### Problem details
Check each line of the records below for the word "Download" and copy those where it appears.

(Data extracted from a collection)
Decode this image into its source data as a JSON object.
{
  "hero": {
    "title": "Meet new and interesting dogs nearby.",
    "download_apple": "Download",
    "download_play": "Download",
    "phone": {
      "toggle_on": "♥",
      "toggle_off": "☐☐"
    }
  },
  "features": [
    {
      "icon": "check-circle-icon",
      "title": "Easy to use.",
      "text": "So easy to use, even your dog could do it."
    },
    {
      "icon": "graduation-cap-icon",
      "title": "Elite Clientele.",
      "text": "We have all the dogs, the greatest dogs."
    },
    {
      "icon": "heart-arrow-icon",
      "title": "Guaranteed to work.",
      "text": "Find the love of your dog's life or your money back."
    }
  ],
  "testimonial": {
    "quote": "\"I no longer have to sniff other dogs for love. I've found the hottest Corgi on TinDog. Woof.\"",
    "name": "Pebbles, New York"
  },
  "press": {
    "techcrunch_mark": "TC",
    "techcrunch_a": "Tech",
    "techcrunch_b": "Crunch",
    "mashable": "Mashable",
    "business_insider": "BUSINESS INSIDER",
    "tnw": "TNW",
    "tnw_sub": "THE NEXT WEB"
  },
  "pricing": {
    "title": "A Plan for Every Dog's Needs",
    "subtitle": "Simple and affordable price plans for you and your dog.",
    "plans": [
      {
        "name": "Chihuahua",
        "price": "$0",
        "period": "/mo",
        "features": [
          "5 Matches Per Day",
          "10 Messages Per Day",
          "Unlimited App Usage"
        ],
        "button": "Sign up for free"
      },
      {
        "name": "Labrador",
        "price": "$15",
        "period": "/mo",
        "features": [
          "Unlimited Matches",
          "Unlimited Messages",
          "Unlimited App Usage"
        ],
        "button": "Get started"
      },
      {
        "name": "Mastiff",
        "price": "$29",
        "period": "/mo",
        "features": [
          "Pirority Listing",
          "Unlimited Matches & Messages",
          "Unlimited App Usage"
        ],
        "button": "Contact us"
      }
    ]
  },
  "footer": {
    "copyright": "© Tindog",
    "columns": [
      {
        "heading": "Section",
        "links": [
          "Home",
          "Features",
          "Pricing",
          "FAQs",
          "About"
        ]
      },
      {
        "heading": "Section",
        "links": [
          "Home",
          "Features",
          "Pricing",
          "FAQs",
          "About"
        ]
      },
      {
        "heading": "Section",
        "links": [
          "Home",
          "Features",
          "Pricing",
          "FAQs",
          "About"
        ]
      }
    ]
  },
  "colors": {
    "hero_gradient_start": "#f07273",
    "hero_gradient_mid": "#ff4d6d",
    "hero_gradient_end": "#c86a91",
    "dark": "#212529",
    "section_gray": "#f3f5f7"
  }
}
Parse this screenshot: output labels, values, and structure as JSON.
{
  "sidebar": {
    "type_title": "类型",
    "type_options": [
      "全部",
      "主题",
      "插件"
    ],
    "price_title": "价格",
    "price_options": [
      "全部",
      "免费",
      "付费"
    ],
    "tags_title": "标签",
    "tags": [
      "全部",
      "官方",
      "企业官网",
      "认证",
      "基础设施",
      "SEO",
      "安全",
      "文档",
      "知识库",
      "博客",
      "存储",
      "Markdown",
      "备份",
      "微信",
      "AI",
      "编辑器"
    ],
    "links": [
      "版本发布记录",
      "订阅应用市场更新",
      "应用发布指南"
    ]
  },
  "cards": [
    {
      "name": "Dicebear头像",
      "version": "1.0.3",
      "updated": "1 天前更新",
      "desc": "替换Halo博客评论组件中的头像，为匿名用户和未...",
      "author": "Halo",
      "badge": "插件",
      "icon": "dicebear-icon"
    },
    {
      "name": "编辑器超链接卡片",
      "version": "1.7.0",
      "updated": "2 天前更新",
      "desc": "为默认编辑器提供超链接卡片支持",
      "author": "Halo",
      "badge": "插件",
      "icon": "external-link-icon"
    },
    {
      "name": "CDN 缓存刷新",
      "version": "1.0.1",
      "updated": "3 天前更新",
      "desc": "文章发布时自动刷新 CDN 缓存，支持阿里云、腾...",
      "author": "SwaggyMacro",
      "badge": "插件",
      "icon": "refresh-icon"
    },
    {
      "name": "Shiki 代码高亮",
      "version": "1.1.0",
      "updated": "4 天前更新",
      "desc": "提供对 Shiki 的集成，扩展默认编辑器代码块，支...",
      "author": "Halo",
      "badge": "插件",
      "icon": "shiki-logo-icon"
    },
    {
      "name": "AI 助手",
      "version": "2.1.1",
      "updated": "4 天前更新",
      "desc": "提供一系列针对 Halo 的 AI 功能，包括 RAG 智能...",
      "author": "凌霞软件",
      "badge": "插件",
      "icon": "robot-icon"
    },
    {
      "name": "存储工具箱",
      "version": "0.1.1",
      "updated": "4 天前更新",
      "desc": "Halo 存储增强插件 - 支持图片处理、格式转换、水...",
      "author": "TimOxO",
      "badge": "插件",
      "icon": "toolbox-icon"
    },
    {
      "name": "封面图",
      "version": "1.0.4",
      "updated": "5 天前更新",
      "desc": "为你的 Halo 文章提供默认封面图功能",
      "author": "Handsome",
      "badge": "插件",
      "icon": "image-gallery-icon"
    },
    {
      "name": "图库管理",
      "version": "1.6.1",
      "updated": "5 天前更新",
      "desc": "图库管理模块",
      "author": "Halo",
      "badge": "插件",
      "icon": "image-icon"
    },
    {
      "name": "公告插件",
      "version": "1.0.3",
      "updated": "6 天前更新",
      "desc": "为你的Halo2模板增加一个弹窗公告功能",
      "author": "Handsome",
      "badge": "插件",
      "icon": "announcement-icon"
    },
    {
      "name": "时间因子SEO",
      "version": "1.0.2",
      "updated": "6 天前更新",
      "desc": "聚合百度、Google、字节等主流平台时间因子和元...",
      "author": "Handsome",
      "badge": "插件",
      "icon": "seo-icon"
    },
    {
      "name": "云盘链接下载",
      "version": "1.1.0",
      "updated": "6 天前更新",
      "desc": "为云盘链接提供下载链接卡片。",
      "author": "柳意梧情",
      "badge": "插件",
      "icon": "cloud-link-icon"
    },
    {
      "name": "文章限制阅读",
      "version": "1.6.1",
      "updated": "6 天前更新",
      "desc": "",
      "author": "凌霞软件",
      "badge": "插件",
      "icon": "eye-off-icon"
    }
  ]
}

### Output for this task
    "download_apple": "Download",
    "download_play": "Download",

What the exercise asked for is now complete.